┌─ Available data

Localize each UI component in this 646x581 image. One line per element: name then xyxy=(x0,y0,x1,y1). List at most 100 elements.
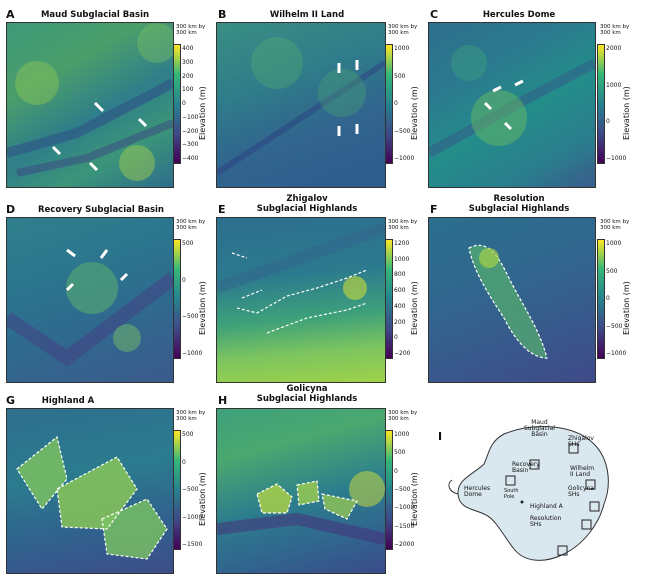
colorbar-tick: 500 xyxy=(394,72,406,80)
colorbar-tick: 200 xyxy=(394,318,406,326)
panel-h-colorbar xyxy=(385,430,393,550)
colorbar-tick: −1000 xyxy=(606,155,627,162)
panel-h-scale-note: 300 km by 300 km xyxy=(388,410,418,422)
panel-b: B Wilhelm II Land 300 km by 300 km Elevat… xyxy=(212,0,424,195)
colorbar-tick: 0 xyxy=(606,295,610,302)
colorbar-tick: −1000 xyxy=(394,504,415,512)
colorbar-tick: 600 xyxy=(394,287,406,295)
panel-h-title: Golicyna Subglacial Highlands xyxy=(256,384,358,404)
panel-f: F Resolution Subglacial Highlands 300 km … xyxy=(424,194,646,390)
colorbar-tick: −100 xyxy=(182,113,199,121)
colorbar-tick: −1000 xyxy=(182,513,203,521)
panel-c-axis-label: Elevation (m) xyxy=(622,86,631,140)
label-maud: Maud Subglacial Basin xyxy=(524,419,555,438)
colorbar-tick: 400 xyxy=(182,45,194,52)
colorbar-tick: 500 xyxy=(606,267,618,275)
panel-d-map xyxy=(6,217,174,383)
colorbar-tick: −1000 xyxy=(394,155,415,162)
colorbar-tick: 0 xyxy=(394,100,398,107)
panel-h: H Golicyna Subglacial Highlands 300 km by… xyxy=(212,384,424,581)
colorbar-tick: −1500 xyxy=(394,522,415,530)
panel-e-letter: E xyxy=(218,203,226,216)
panel-i: I Maud Subglacial Basin Zhigalov SHs Recove… xyxy=(424,390,646,581)
colorbar-tick: −500 xyxy=(182,486,199,493)
label-highland-a: Highland A xyxy=(530,503,563,510)
colorbar-tick: 300 xyxy=(182,58,194,66)
colorbar-tick: 100 xyxy=(182,86,194,94)
panel-d-scale-note: 300 km by 300 km xyxy=(176,219,206,231)
panel-a-letter: A xyxy=(6,8,15,21)
colorbar-tick: −200 xyxy=(394,350,411,357)
panel-f-scale-note: 300 km by 300 km xyxy=(600,219,630,231)
panel-b-map xyxy=(216,22,386,188)
colorbar-tick: −1000 xyxy=(606,350,627,357)
arrow-icon xyxy=(93,101,105,113)
panel-h-letter: H xyxy=(218,394,228,407)
label-wilhelm: Wilhelm II Land xyxy=(570,465,595,478)
colorbar-tick: −300 xyxy=(182,141,199,149)
colorbar-tick: 2000 xyxy=(606,45,622,52)
panel-f-colorbar xyxy=(597,239,605,359)
colorbar-tick: 0 xyxy=(394,467,398,475)
panel-a-axis-label: Elevation (m) xyxy=(198,86,207,140)
colorbar-tick: 1000 xyxy=(394,255,410,263)
panel-e-colorbar xyxy=(385,239,393,359)
panel-a-scale-note: 300 km by 300 km xyxy=(176,24,206,36)
colorbar-tick: −2000 xyxy=(394,541,415,548)
colorbar-tick: 0 xyxy=(182,276,186,284)
panel-f-axis-label: Elevation (m) xyxy=(622,281,631,335)
panel-f-letter: F xyxy=(430,203,438,216)
panel-b-axis-label: Elevation (m) xyxy=(410,86,419,140)
label-south-pole: South Pole xyxy=(504,488,519,500)
panel-d-colorbar xyxy=(173,239,181,359)
colorbar-tick: −200 xyxy=(182,127,199,135)
colorbar-tick: 0 xyxy=(394,334,398,342)
panel-c-colorbar xyxy=(597,44,605,164)
colorbar-tick: −500 xyxy=(606,322,623,330)
panel-a: A Maud Subglacial Basin 300 km by 300 km … xyxy=(0,0,212,195)
panel-c-map xyxy=(428,22,596,188)
colorbar-tick: 0 xyxy=(182,100,186,107)
panel-h-map xyxy=(216,408,386,574)
panel-a-colorbar xyxy=(173,44,181,164)
colorbar-tick: 800 xyxy=(394,271,406,279)
label-recovery: Recovery Basin xyxy=(512,461,540,474)
colorbar-tick: 1000 xyxy=(394,431,410,438)
panel-e-scale-note: 300 km by 300 km xyxy=(388,219,418,231)
panel-i-letter: I xyxy=(438,430,443,443)
panel-e-map xyxy=(216,217,386,383)
panel-d-title: Recovery Subglacial Basin xyxy=(38,205,164,215)
panel-f-map xyxy=(428,217,596,383)
colorbar-tick: −400 xyxy=(182,155,199,162)
panel-g: G Highland A 300 km by 300 km Elevation (… xyxy=(0,390,212,581)
panel-g-letter: G xyxy=(6,394,16,407)
colorbar-tick: −1500 xyxy=(182,541,203,548)
colorbar-tick: −500 xyxy=(182,313,199,321)
panel-c-letter: C xyxy=(430,8,439,21)
colorbar-tick: 1000 xyxy=(606,81,622,89)
label-resolution: Resolution SHs xyxy=(530,515,562,528)
colorbar-tick: 1000 xyxy=(394,45,410,52)
colorbar-tick: −500 xyxy=(394,127,411,135)
panel-d: D Recovery Subglacial Basin 300 km by 300… xyxy=(0,195,212,390)
colorbar-tick: −500 xyxy=(394,486,411,493)
colorbar-tick: 1000 xyxy=(606,240,622,247)
antarctica-map xyxy=(448,426,609,561)
panel-b-scale-note: 300 km by 300 km xyxy=(388,24,418,36)
panel-e-title: Zhigalov Subglacial Highlands xyxy=(256,194,358,214)
panel-c: C Hercules Dome 300 km by 300 km Elevatio… xyxy=(424,0,646,195)
panel-c-title: Hercules Dome xyxy=(482,10,556,20)
panel-a-map xyxy=(6,22,174,188)
colorbar-tick: −1000 xyxy=(182,350,203,357)
panel-g-map xyxy=(6,408,174,574)
panel-e: E Zhigalov Subglacial Highlands 300 km by… xyxy=(212,194,424,390)
colorbar-tick: 400 xyxy=(394,302,406,310)
panel-b-colorbar xyxy=(385,44,393,164)
panel-b-title: Wilhelm II Land xyxy=(269,10,345,20)
panel-b-letter: B xyxy=(218,8,227,21)
colorbar-tick: 0 xyxy=(182,458,186,466)
colorbar-tick: 500 xyxy=(182,431,194,438)
colorbar-tick: 500 xyxy=(394,449,406,457)
panel-g-scale-note: 300 km by 300 km xyxy=(176,410,206,422)
label-golicyna: Golicyna SHs xyxy=(568,485,594,498)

└─

Show each line of the material that contains the word "Dome", counting only matches with the same case.

Answer to this problem:
panel-c: C Hercules Dome 300 km by 300 km Elevatio… xyxy=(424,0,646,195)
panel-c-title: Hercules Dome xyxy=(482,10,556,20)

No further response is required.